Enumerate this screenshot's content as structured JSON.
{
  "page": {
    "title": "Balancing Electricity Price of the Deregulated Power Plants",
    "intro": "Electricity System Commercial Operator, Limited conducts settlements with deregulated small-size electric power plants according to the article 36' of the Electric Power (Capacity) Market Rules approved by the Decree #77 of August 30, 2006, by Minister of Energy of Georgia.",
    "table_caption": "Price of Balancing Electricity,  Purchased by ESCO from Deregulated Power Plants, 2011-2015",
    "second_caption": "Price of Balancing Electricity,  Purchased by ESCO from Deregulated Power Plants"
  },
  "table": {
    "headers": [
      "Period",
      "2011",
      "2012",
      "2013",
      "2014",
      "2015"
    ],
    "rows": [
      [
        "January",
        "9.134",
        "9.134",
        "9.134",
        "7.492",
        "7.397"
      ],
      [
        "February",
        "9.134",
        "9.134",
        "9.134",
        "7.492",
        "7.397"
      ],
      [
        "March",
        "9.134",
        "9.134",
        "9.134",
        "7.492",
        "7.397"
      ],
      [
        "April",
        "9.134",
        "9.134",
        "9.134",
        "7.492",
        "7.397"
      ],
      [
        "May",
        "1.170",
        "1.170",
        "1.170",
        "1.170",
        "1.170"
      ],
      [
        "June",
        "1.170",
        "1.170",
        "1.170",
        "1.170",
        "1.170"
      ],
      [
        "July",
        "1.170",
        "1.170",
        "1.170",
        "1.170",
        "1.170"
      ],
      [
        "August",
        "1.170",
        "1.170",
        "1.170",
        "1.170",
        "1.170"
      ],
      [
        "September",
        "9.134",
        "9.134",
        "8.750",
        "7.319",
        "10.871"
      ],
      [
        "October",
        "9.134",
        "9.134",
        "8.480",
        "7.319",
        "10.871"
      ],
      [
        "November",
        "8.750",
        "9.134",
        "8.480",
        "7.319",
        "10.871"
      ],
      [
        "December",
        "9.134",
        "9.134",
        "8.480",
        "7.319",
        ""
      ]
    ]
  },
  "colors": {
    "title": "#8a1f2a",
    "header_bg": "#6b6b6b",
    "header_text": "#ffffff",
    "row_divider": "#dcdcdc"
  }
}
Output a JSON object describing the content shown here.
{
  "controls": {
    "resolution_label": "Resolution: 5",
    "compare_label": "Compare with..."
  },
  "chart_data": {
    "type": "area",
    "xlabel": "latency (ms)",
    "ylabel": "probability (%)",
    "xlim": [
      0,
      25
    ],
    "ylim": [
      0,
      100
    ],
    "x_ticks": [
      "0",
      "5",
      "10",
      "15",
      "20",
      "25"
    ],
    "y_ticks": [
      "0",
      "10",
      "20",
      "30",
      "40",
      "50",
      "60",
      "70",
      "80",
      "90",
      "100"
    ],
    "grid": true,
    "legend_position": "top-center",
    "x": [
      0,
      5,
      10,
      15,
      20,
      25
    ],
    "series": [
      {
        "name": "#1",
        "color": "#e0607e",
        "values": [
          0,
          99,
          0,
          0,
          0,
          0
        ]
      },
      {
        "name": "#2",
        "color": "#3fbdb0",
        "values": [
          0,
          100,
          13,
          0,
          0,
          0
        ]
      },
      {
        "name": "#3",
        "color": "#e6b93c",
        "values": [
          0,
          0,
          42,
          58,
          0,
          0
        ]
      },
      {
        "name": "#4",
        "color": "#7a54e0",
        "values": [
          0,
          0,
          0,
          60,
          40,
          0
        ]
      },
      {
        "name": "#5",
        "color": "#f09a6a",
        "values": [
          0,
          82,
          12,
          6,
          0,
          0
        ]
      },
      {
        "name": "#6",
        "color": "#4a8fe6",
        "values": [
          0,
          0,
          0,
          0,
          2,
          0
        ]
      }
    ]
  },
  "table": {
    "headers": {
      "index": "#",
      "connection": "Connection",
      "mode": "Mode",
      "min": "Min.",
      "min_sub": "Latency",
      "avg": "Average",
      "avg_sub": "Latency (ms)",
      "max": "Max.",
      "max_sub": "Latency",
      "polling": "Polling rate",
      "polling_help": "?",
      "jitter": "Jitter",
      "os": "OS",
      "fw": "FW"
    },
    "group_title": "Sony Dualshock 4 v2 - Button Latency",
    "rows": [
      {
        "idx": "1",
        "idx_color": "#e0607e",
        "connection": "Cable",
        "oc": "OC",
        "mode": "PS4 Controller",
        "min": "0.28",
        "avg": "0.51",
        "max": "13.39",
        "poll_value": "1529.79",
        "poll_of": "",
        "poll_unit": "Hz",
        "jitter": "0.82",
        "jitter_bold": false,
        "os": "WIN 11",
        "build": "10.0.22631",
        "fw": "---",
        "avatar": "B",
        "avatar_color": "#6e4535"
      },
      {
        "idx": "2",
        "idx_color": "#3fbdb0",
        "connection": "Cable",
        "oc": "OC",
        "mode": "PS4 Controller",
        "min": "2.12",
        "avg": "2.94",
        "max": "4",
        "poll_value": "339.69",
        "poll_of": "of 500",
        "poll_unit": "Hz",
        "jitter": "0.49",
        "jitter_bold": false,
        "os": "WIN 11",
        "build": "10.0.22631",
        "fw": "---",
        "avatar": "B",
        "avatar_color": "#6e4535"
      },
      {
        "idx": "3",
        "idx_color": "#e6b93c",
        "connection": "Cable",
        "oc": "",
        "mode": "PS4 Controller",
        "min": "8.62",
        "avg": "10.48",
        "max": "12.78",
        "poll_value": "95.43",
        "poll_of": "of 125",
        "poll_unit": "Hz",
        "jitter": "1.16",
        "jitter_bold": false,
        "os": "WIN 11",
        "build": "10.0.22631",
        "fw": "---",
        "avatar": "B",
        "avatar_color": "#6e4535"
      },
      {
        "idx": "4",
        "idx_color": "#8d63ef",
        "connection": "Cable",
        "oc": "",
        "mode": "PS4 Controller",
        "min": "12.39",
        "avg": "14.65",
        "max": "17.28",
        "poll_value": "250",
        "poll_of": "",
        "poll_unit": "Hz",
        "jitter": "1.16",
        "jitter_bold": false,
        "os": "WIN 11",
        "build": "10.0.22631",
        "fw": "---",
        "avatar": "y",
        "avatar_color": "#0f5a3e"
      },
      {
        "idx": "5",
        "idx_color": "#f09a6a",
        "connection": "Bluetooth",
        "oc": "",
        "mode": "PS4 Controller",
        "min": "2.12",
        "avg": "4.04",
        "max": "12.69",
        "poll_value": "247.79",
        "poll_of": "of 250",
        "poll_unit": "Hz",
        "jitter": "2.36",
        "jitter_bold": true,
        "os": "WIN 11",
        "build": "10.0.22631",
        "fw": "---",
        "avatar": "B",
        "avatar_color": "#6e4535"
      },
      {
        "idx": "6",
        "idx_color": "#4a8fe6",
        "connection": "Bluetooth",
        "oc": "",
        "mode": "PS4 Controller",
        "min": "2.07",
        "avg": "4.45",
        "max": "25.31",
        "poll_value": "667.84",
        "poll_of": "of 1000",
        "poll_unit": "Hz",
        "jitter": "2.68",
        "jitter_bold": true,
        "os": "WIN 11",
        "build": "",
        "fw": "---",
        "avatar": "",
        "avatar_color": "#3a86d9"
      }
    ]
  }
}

Exercise instructions »
Gather each line in the data that holds the string "August".

Answer to this problem »
    "intro": "Electricity System Commercial Operator, Limited conducts settlements with deregulated small-size electric power plants according to the article 36' of the Electric Power (Capacity) Market Rules approved by the Decree #77 of August 30, 2006, by Minister of Energy of Georgia.",
        "August",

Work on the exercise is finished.